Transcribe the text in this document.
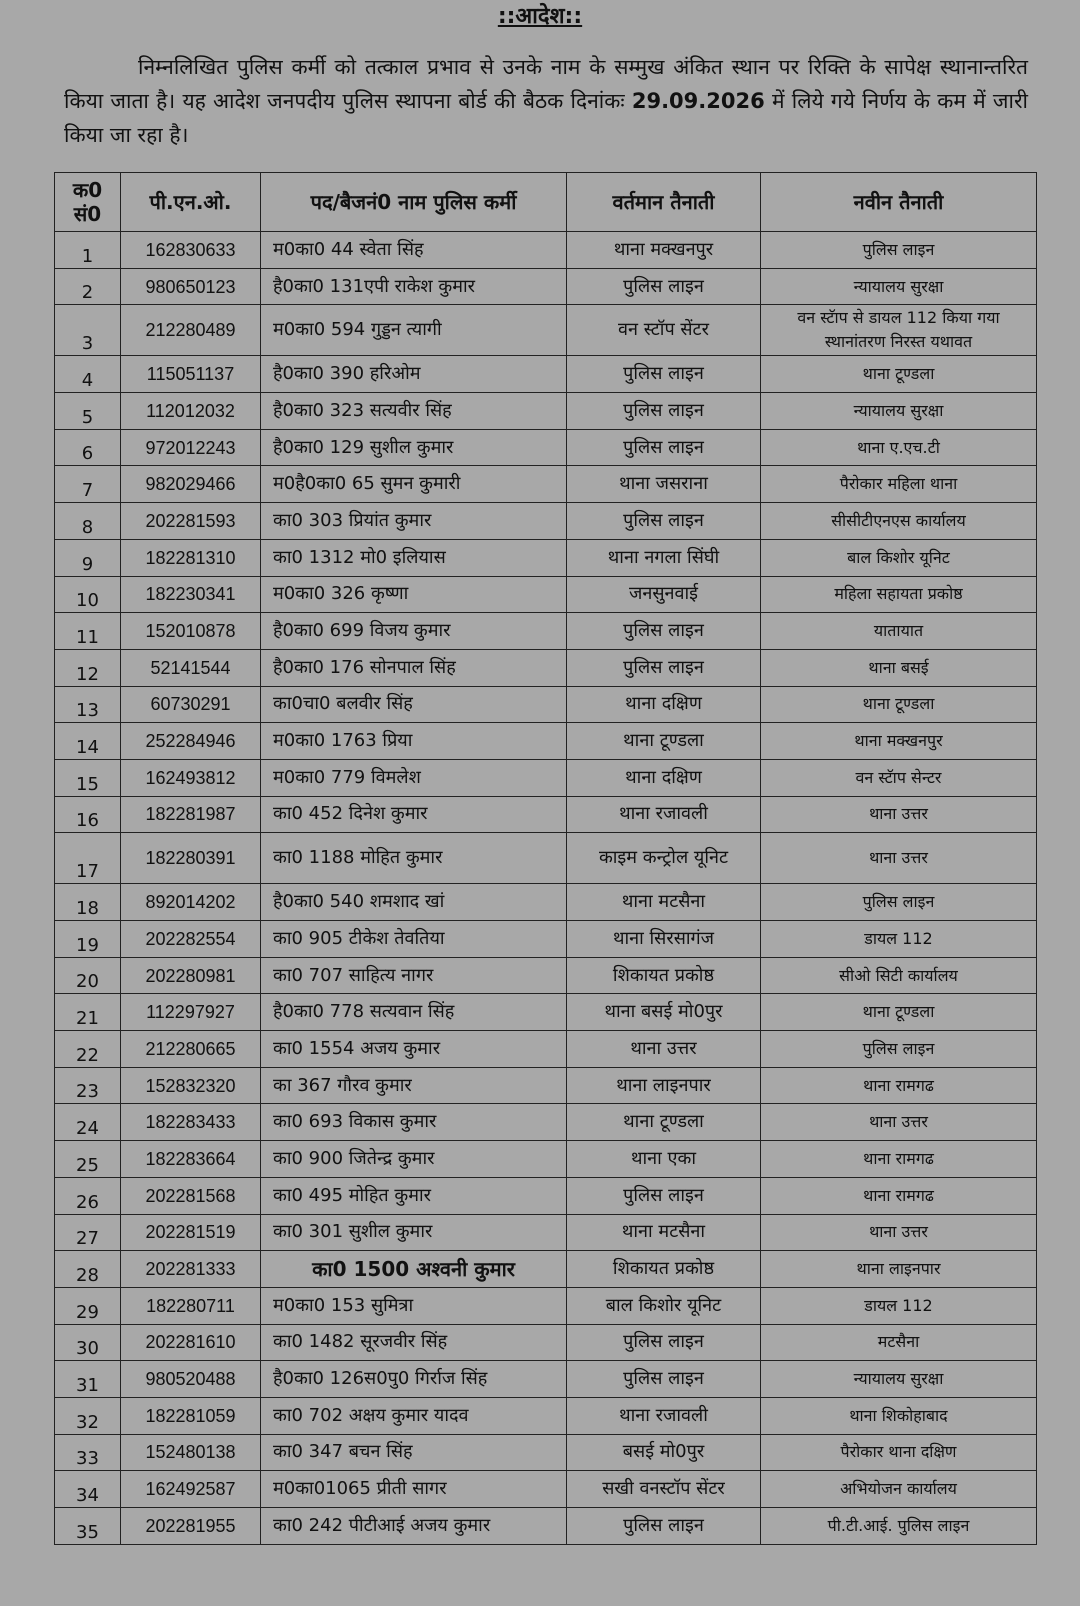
::आदेश::
निम्नलिखित पुलिस कर्मी को तत्काल प्रभाव से उनके नाम के सम्मुख अंकित स्थान पर रिक्ति के सापेक्ष स्थानान्तरित किया जाता है। यह आदेश जनपदीय पुलिस स्थापना बोर्ड की बैठक दिनांकः 29.09.2026 में लिये गये निर्णय के कम में जारी किया जा रहा है।
क0 सं0	पी.एन.ओ.	पद/बैजनं0 नाम पुलिस कर्मी	वर्तमान तैनाती	नवीन तैनाती
1	162830633	म0का0 44 स्वेता सिंह	थाना मक्खनपुर	पुलिस लाइन
2	980650123	है0का0 131एपी राकेश कुमार	पुलिस लाइन	न्यायालय सुरक्षा
3	212280489	म0का0 594 गुड्डन त्यागी	वन स्टॉप सेंटर	वन स्टॅाप से डायल 112 किया गया स्थानांतरण निरस्त यथावत
4	115051137	है0का0 390 हरिओम	पुलिस लाइन	थाना टूण्डला
5	112012032	है0का0 323 सत्यवीर सिंह	पुलिस लाइन	न्यायालय सुरक्षा
6	972012243	है0का0 129 सुशील कुमार	पुलिस लाइन	थाना ए.एच.टी
7	982029466	म0है0का0 65 सुमन कुमारी	थाना जसराना	पैरोकार महिला थाना
8	202281593	का0 303 प्रियांत कुमार	पुलिस लाइन	सीसीटीएनएस कार्यालय
9	182281310	का0 1312 मो0 इलियास	थाना नगला सिंघी	बाल किशोर यूनिट
10	182230341	म0का0 326 कृष्णा	जनसुनवाई	महिला सहायता प्रकोष्ठ
11	152010878	है0का0 699 विजय कुमार	पुलिस लाइन	यातायात
12	52141544	है0का0 176 सोनपाल सिंह	पुलिस लाइन	थाना बसई
13	60730291	का0चा0 बलवीर सिंह	थाना दक्षिण	थाना टूण्डला
14	252284946	म0का0 1763 प्रिया	थाना टूण्डला	थाना मक्खनपुर
15	162493812	म0का0 779 विमलेश	थाना दक्षिण	वन स्टॅाप सेन्टर
16	182281987	का0 452 दिनेश कुमार	थाना रजावली	थाना उत्तर
17	182280391	का0 1188 मोहित कुमार	काइम कन्ट्रोल यूनिट	थाना उत्तर
18	892014202	है0का0 540 शमशाद खां	थाना मटसैना	पुलिस लाइन
19	202282554	का0 905 टीकेश तेवतिया	थाना सिरसागंज	डायल 112
20	202280981	का0 707 साहित्य नागर	शिकायत प्रकोष्ठ	सीओ सिटी कार्यालय
21	112297927	है0का0 778 सत्यवान सिंह	थाना बसई मो0पुर	थाना टूण्डला
22	212280665	का0 1554 अजय कुमार	थाना उत्तर	पुलिस लाइन
23	152832320	का 367 गौरव कुमार	थाना लाइनपार	थाना रामगढ
24	182283433	का0 693 विकास कुमार	थाना टूण्डला	थाना उत्तर
25	182283664	का0 900 जितेन्द्र कुमार	थाना एका	थाना रामगढ
26	202281568	का0 495 मोहित कुमार	पुलिस लाइन	थाना रामगढ
27	202281519	का0 301 सुशील कुमार	थाना मटसैना	थाना उत्तर
28	202281333	का0 1500 अश्वनी कुमार	शिकायत प्रकोष्ठ	थाना लाइनपार
29	182280711	म0का0 153 सुमित्रा	बाल किशोर यूनिट	डायल 112
30	202281610	का0 1482 सूरजवीर सिंह	पुलिस लाइन	मटसैना
31	980520488	है0का0 126स0पु0 गिर्राज सिंह	पुलिस लाइन	न्यायालय सुरक्षा
32	182281059	का0 702 अक्षय कुमार यादव	थाना रजावली	थाना शिकोहाबाद
33	152480138	का0 347 बचन सिंह	बसई मो0पुर	पैरोकार थाना दक्षिण
34	162492587	म0का01065 प्रीती सागर	सखी वनस्टॉप सेंटर	अभियोजन कार्यालय
35	202281955	का0 242 पीटीआई अजय कुमार	पुलिस लाइन	पी.टी.आई. पुलिस लाइन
★ ★ ★ ★ ★
__Problem description__.
Strip out the images, then output the records above word for word.

__Solution for this task__.
Transcribe the text in this document.
::आदेश::
निम्नलिखित पुलिस कर्मी को तत्काल प्रभाव से उनके नाम के सम्मुख अंकित स्थान पर रिक्ति के सापेक्ष स्थानान्तरित किया जाता है। यह आदेश जनपदीय पुलिस स्थापना बोर्ड की बैठक दिनांकः 29.09.2026 में लिये गये निर्णय के कम में जारी किया जा रहा है।
क0 सं0	पी.एन.ओ.	पद/बैजनं0 नाम पुलिस कर्मी	वर्तमान तैनाती	नवीन तैनाती
1	162830633	म0का0 44 स्वेता सिंह	थाना मक्खनपुर	पुलिस लाइन
2	980650123	है0का0 131एपी राकेश कुमार	पुलिस लाइन	न्यायालय सुरक्षा
3	212280489	म0का0 594 गुड्डन त्यागी	वन स्टॉप सेंटर	वन स्टॅाप से डायल 112 किया गया स्थानांतरण निरस्त यथावत
4	115051137	है0का0 390 हरिओम	पुलिस लाइन	थाना टूण्डला
5	112012032	है0का0 323 सत्यवीर सिंह	पुलिस लाइन	न्यायालय सुरक्षा
6	972012243	है0का0 129 सुशील कुमार	पुलिस लाइन	थाना ए.एच.टी
7	982029466	म0है0का0 65 सुमन कुमारी	थाना जसराना	पैरोकार महिला थाना
8	202281593	का0 303 प्रियांत कुमार	पुलिस लाइन	सीसीटीएनएस कार्यालय
9	182281310	का0 1312 मो0 इलियास	थाना नगला सिंघी	बाल किशोर यूनिट
10	182230341	म0का0 326 कृष्णा	जनसुनवाई	महिला सहायता प्रकोष्ठ
11	152010878	है0का0 699 विजय कुमार	पुलिस लाइन	यातायात
12	52141544	है0का0 176 सोनपाल सिंह	पुलिस लाइन	थाना बसई
13	60730291	का0चा0 बलवीर सिंह	थाना दक्षिण	थाना टूण्डला
14	252284946	म0का0 1763 प्रिया	थाना टूण्डला	थाना मक्खनपुर
15	162493812	म0का0 779 विमलेश	थाना दक्षिण	वन स्टॅाप सेन्टर
16	182281987	का0 452 दिनेश कुमार	थाना रजावली	थाना उत्तर
17	182280391	का0 1188 मोहित कुमार	काइम कन्ट्रोल यूनिट	थाना उत्तर
18	892014202	है0का0 540 शमशाद खां	थाना मटसैना	पुलिस लाइन
19	202282554	का0 905 टीकेश तेवतिया	थाना सिरसागंज	डायल 112
20	202280981	का0 707 साहित्य नागर	शिकायत प्रकोष्ठ	सीओ सिटी कार्यालय
21	112297927	है0का0 778 सत्यवान सिंह	थाना बसई मो0पुर	थाना टूण्डला
22	212280665	का0 1554 अजय कुमार	थाना उत्तर	पुलिस लाइन
23	152832320	का 367 गौरव कुमार	थाना लाइनपार	थाना रामगढ
24	182283433	का0 693 विकास कुमार	थाना टूण्डला	थाना उत्तर
25	182283664	का0 900 जितेन्द्र कुमार	थाना एका	थाना रामगढ
26	202281568	का0 495 मोहित कुमार	पुलिस लाइन	थाना रामगढ
27	202281519	का0 301 सुशील कुमार	थाना मटसैना	थाना उत्तर
28	202281333	का0 1500 अश्वनी कुमार	शिकायत प्रकोष्ठ	थाना लाइनपार
29	182280711	म0का0 153 सुमित्रा	बाल किशोर यूनिट	डायल 112
30	202281610	का0 1482 सूरजवीर सिंह	पुलिस लाइन	मटसैना
31	980520488	है0का0 126स0पु0 गिर्राज सिंह	पुलिस लाइन	न्यायालय सुरक्षा
32	182281059	का0 702 अक्षय कुमार यादव	थाना रजावली	थाना शिकोहाबाद
33	152480138	का0 347 बचन सिंह	बसई मो0पुर	पैरोकार थाना दक्षिण
34	162492587	म0का01065 प्रीती सागर	सखी वनस्टॉप सेंटर	अभियोजन कार्यालय
35	202281955	का0 242 पीटीआई अजय कुमार	पुलिस लाइन	पी.टी.आई. पुलिस लाइन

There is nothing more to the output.